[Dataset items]
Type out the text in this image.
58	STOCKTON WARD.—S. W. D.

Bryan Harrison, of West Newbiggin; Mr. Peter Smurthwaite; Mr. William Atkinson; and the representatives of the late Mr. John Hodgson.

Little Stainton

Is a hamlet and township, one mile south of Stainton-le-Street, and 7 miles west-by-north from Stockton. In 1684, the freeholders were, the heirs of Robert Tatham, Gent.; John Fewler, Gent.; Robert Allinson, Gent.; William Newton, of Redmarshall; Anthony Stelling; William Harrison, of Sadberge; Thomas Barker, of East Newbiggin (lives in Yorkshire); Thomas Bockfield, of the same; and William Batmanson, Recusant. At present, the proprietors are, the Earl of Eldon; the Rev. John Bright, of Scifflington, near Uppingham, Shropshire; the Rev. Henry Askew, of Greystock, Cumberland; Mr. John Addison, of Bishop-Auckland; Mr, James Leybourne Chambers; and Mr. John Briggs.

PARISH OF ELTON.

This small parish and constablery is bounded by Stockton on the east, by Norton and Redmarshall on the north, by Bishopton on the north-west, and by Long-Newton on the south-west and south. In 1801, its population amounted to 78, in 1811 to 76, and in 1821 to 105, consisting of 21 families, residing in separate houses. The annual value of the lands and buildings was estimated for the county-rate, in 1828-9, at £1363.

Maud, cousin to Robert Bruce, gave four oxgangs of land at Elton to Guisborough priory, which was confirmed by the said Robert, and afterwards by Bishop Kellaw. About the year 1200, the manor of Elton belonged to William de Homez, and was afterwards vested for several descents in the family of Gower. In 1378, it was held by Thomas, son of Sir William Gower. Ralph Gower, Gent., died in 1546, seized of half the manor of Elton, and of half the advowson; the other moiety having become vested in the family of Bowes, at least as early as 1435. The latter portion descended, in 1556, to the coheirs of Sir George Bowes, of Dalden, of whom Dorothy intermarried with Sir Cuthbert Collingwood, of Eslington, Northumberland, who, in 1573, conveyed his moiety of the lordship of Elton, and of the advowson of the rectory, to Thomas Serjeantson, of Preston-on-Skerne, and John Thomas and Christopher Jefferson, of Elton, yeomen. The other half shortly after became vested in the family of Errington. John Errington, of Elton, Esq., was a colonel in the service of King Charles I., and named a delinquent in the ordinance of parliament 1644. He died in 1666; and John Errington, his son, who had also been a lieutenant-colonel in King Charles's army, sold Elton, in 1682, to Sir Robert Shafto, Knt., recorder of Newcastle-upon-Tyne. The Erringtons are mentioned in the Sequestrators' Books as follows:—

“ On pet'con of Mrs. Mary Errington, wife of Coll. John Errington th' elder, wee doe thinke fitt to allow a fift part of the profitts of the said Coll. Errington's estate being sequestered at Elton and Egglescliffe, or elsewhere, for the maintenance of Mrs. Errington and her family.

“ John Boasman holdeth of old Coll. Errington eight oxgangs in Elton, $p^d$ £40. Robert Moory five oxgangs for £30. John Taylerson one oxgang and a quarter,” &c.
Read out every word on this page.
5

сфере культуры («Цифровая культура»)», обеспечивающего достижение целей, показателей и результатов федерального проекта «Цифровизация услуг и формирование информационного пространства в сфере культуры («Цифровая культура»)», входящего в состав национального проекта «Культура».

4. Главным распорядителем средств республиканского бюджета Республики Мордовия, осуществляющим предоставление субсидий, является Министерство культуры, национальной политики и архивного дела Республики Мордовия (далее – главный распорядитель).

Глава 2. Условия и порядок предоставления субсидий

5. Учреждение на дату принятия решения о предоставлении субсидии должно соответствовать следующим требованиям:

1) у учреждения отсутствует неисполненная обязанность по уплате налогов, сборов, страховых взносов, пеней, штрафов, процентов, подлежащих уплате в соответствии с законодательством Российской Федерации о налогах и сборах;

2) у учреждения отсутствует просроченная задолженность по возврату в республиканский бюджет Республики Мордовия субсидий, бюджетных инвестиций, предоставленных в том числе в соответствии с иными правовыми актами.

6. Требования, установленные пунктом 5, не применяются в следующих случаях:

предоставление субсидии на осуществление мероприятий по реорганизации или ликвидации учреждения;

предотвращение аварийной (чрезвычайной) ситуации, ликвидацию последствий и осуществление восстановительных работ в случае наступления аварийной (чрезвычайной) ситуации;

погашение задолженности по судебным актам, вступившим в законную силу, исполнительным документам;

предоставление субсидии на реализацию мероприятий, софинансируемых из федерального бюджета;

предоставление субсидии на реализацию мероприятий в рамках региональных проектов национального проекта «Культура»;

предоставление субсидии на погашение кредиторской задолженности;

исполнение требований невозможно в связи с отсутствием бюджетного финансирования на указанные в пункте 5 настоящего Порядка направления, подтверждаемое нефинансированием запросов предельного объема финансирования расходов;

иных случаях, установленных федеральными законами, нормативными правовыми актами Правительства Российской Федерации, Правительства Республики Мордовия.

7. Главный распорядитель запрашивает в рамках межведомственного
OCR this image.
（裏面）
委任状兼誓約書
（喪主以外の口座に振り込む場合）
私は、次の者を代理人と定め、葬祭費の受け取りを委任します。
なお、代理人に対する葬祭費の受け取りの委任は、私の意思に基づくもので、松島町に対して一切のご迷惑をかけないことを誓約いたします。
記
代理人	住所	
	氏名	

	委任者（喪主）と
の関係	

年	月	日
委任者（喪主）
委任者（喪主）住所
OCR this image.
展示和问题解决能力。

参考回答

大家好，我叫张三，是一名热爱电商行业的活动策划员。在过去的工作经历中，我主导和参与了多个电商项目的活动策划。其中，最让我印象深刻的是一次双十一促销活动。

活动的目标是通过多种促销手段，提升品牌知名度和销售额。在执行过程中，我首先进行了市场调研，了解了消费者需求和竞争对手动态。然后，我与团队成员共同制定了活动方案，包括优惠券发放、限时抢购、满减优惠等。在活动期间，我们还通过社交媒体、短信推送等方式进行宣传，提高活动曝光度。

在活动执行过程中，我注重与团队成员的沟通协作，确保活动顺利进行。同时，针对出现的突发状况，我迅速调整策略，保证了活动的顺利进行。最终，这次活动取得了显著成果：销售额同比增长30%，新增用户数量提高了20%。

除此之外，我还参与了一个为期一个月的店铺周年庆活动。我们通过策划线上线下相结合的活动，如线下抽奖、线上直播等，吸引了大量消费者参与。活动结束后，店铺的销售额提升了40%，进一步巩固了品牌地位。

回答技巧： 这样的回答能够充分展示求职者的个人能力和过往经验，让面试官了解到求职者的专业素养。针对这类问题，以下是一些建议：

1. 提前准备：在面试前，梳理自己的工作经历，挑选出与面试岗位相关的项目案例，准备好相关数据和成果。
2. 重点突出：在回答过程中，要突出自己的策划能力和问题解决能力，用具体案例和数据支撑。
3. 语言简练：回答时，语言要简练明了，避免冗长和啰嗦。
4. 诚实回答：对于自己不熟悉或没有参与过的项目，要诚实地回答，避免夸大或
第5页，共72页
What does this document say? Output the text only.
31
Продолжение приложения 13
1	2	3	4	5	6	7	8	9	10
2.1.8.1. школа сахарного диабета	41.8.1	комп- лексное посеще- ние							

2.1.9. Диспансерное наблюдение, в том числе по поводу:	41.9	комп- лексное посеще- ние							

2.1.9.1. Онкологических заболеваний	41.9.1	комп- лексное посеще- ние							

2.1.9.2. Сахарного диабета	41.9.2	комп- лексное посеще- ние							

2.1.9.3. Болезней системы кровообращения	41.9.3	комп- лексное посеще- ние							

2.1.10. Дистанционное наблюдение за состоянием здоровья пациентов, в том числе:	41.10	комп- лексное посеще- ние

Set task:
Return, word for word, each line from the line that contains "What does this" to the end of the listing above; include both end lines and nothing else.

Correct answer:
What does this document say? Output the text only.
31
Продолжение приложения 13
1	2	3	4	5	6	7	8	9	10
2.1.8.1. школа сахарного диабета	41.8.1	комп- лексное посеще- ние							

2.1.9. Диспансерное наблюдение, в том числе по поводу:	41.9	комп- лексное посеще- ние							

2.1.9.1. Онкологических заболеваний	41.9.1	комп- лексное посеще- ние							

2.1.9.2. Сахарного диабета	41.9.2	комп- лексное посеще- ние							

2.1.9.3. Болезней системы кровообращения	41.9.3	комп- лексное посеще- ние							

2.1.10. Дистанционное наблюдение за состоянием здоровья пациентов, в том числе:	41.10	комп- лексное посеще- ние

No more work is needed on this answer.